Each entry below should be echoed exactly, with pictures omitted.

_GIVEN INFORMATION_

^^^^^^^^

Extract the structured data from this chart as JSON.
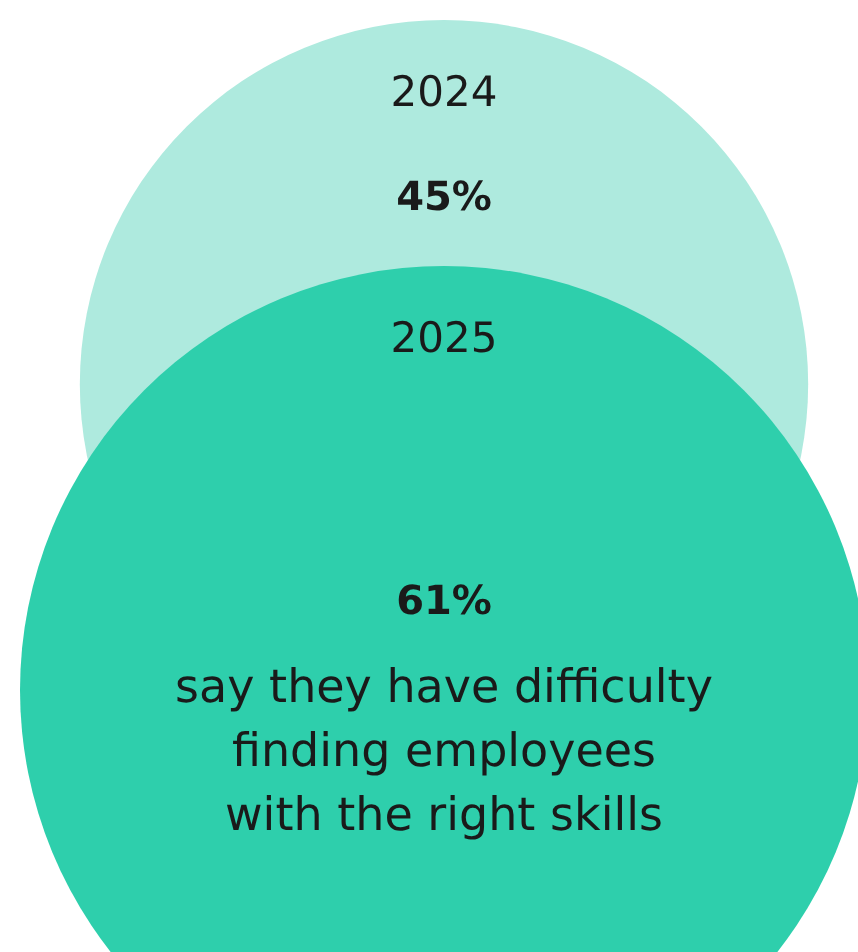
{
  "chart_data": {
    "type": "other",
    "categories": [
      "2024",
      "2025"
    ],
    "values": [
      45,
      61
    ],
    "value_labels": [
      "45%",
      "61%"
    ],
    "colors": [
      "#aeeade",
      "#2ecfac"
    ],
    "annotations": [
      "say they have difficulty\nfinding employees\nwith the right skills"
    ]
  }
}
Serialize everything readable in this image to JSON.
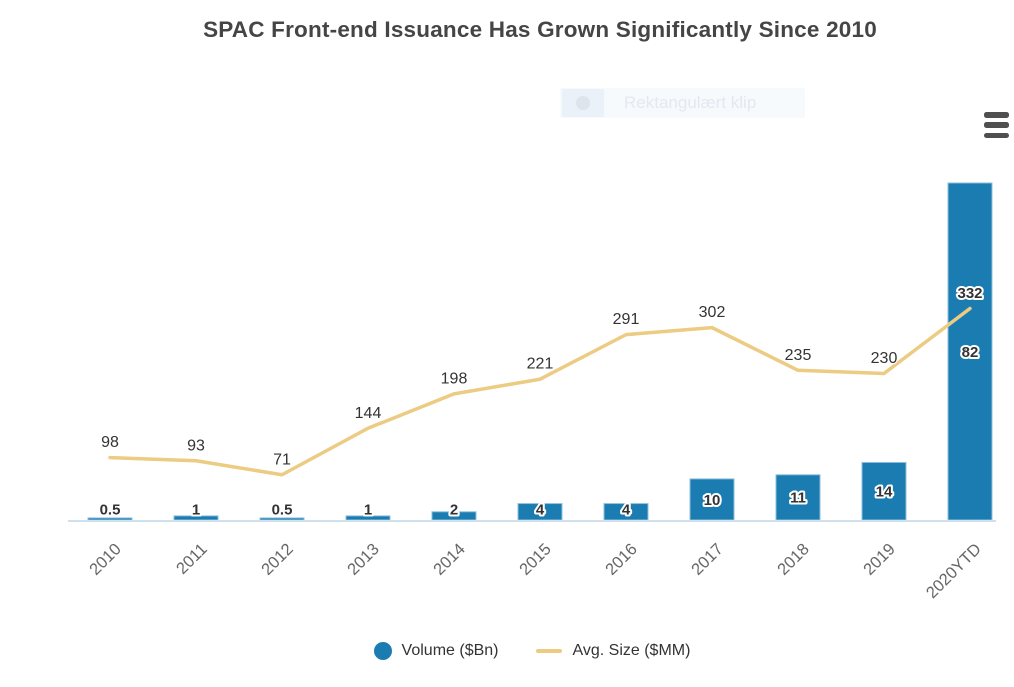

^^^^^^^^

_RESPONSE TO THIS TASK_
Extract the structured data from this chart as JSON.
{
  "chart_data": {
    "type": "other",
    "categories": [
      "2024",
      "2025"
    ],
    "values": [
      45,
      61
    ],
    "value_labels": [
      "45%",
      "61%"
    ],
    "colors": [
      "#aeeade",
      "#2ecfac"
    ],
    "annotations": [
      "say they have difficulty\nfinding employees\nwith the right skills"
    ]
  }
}
Serialize everything readable in this image to JSON.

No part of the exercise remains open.